Copy out all of the data exactly as it appears.

•••

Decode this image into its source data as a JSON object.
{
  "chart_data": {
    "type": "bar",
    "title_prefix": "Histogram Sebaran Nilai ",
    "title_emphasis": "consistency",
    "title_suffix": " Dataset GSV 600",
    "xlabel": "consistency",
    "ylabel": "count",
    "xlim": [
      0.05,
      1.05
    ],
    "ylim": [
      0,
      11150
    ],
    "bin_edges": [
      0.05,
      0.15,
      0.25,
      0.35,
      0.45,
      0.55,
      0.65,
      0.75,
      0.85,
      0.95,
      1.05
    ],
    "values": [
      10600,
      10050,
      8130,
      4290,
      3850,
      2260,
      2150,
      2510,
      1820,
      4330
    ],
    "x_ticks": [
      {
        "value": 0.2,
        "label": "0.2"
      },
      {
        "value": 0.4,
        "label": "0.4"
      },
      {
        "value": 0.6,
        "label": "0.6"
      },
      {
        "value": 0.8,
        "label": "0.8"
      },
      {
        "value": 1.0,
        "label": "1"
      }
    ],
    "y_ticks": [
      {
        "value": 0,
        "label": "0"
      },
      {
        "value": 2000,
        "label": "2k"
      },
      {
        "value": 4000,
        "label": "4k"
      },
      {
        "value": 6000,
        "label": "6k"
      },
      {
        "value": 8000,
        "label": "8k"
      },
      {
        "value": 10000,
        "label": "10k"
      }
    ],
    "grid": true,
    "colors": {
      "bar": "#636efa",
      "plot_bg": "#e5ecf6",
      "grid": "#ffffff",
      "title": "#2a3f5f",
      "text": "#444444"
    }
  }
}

•••

- Result of the task
Decode this image into its source data as a JSON object.
{
  "chart_data": {
    "type": "bar",
    "title_prefix": "Histogram Sebaran Nilai ",
    "title_emphasis": "consistency",
    "title_suffix": " Dataset GSV 600",
    "xlabel": "consistency",
    "ylabel": "count",
    "xlim": [
      0.05,
      1.05
    ],
    "ylim": [
      0,
      11150
    ],
    "bin_edges": [
      0.05,
      0.15,
      0.25,
      0.35,
      0.45,
      0.55,
      0.65,
      0.75,
      0.85,
      0.95,
      1.05
    ],
    "values": [
      10600,
      10050,
      8130,
      4290,
      3850,
      2260,
      2150,
      2510,
      1820,
      4330
    ],
    "x_ticks": [
      {
        "value": 0.2,
        "label": "0.2"
      },
      {
        "value": 0.4,
        "label": "0.4"
      },
      {
        "value": 0.6,
        "label": "0.6"
      },
      {
        "value": 0.8,
        "label": "0.8"
      },
      {
        "value": 1.0,
        "label": "1"
      }
    ],
    "y_ticks": [
      {
        "value": 0,
        "label": "0"
      },
      {
        "value": 2000,
        "label": "2k"
      },
      {
        "value": 4000,
        "label": "4k"
      },
      {
        "value": 6000,
        "label": "6k"
      },
      {
        "value": 8000,
        "label": "8k"
      },
      {
        "value": 10000,
        "label": "10k"
      }
    ],
    "grid": true,
    "colors": {
      "bar": "#636efa",
      "plot_bg": "#e5ecf6",
      "grid": "#ffffff",
      "title": "#2a3f5f",
      "text": "#444444"
    }
  }
}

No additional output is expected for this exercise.